* START Extracted records *

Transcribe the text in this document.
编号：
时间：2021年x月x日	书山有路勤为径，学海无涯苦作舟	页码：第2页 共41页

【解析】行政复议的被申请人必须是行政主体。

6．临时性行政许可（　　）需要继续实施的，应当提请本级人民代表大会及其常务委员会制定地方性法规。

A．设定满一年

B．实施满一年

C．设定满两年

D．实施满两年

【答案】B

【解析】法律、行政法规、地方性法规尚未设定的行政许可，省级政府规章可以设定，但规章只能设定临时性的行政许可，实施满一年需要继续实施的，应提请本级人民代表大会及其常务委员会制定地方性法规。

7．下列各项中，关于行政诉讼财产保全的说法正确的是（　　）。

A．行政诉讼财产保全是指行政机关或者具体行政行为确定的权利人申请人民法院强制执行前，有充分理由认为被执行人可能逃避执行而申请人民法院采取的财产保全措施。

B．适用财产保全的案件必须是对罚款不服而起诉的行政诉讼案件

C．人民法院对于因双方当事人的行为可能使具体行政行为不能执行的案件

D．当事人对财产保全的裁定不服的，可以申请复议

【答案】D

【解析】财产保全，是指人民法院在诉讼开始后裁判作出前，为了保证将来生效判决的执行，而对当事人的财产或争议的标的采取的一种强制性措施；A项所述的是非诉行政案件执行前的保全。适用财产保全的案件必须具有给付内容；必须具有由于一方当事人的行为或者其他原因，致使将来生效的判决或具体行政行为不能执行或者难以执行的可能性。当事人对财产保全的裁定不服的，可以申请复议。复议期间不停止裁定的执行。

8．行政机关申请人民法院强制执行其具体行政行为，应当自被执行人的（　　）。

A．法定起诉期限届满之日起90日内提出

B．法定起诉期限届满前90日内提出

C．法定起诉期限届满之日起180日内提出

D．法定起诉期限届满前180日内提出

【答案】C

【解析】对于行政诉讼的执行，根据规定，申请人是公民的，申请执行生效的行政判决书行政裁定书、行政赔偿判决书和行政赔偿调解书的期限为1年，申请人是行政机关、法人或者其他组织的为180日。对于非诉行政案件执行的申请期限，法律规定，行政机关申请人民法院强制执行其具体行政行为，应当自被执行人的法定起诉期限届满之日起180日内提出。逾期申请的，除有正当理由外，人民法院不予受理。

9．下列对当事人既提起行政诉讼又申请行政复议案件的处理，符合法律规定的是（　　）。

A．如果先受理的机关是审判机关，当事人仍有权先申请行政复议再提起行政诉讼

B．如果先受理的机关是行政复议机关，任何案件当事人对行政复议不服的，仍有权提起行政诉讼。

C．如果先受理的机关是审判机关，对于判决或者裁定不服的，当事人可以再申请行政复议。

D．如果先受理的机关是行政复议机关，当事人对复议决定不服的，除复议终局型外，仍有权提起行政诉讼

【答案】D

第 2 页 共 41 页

* END Extracted records *

[What is needed]
Please reproduce the entire listing, exactly as shown.

[Solved problem]
Transcribe the text in this document.
编号：
时间：2021年x月x日	书山有路勤为径，学海无涯苦作舟	页码：第2页 共41页

【解析】行政复议的被申请人必须是行政主体。

6．临时性行政许可（　　）需要继续实施的，应当提请本级人民代表大会及其常务委员会制定地方性法规。

A．设定满一年

B．实施满一年

C．设定满两年

D．实施满两年

【答案】B

【解析】法律、行政法规、地方性法规尚未设定的行政许可，省级政府规章可以设定，但规章只能设定临时性的行政许可，实施满一年需要继续实施的，应提请本级人民代表大会及其常务委员会制定地方性法规。

7．下列各项中，关于行政诉讼财产保全的说法正确的是（　　）。

A．行政诉讼财产保全是指行政机关或者具体行政行为确定的权利人申请人民法院强制执行前，有充分理由认为被执行人可能逃避执行而申请人民法院采取的财产保全措施。

B．适用财产保全的案件必须是对罚款不服而起诉的行政诉讼案件

C．人民法院对于因双方当事人的行为可能使具体行政行为不能执行的案件

D．当事人对财产保全的裁定不服的，可以申请复议

【答案】D

【解析】财产保全，是指人民法院在诉讼开始后裁判作出前，为了保证将来生效判决的执行，而对当事人的财产或争议的标的采取的一种强制性措施；A项所述的是非诉行政案件执行前的保全。适用财产保全的案件必须具有给付内容；必须具有由于一方当事人的行为或者其他原因，致使将来生效的判决或具体行政行为不能执行或者难以执行的可能性。当事人对财产保全的裁定不服的，可以申请复议。复议期间不停止裁定的执行。

8．行政机关申请人民法院强制执行其具体行政行为，应当自被执行人的（　　）。

A．法定起诉期限届满之日起90日内提出

B．法定起诉期限届满前90日内提出

C．法定起诉期限届满之日起180日内提出

D．法定起诉期限届满前180日内提出

【答案】C

【解析】对于行政诉讼的执行，根据规定，申请人是公民的，申请执行生效的行政判决书行政裁定书、行政赔偿判决书和行政赔偿调解书的期限为1年，申请人是行政机关、法人或者其他组织的为180日。对于非诉行政案件执行的申请期限，法律规定，行政机关申请人民法院强制执行其具体行政行为，应当自被执行人的法定起诉期限届满之日起180日内提出。逾期申请的，除有正当理由外，人民法院不予受理。

9．下列对当事人既提起行政诉讼又申请行政复议案件的处理，符合法律规定的是（　　）。

A．如果先受理的机关是审判机关，当事人仍有权先申请行政复议再提起行政诉讼

B．如果先受理的机关是行政复议机关，任何案件当事人对行政复议不服的，仍有权提起行政诉讼。

C．如果先受理的机关是审判机关，对于判决或者裁定不服的，当事人可以再申请行政复议。

D．如果先受理的机关是行政复议机关，当事人对复议决定不服的，除复议终局型外，仍有权提起行政诉讼

【答案】D

第 2 页 共 41 页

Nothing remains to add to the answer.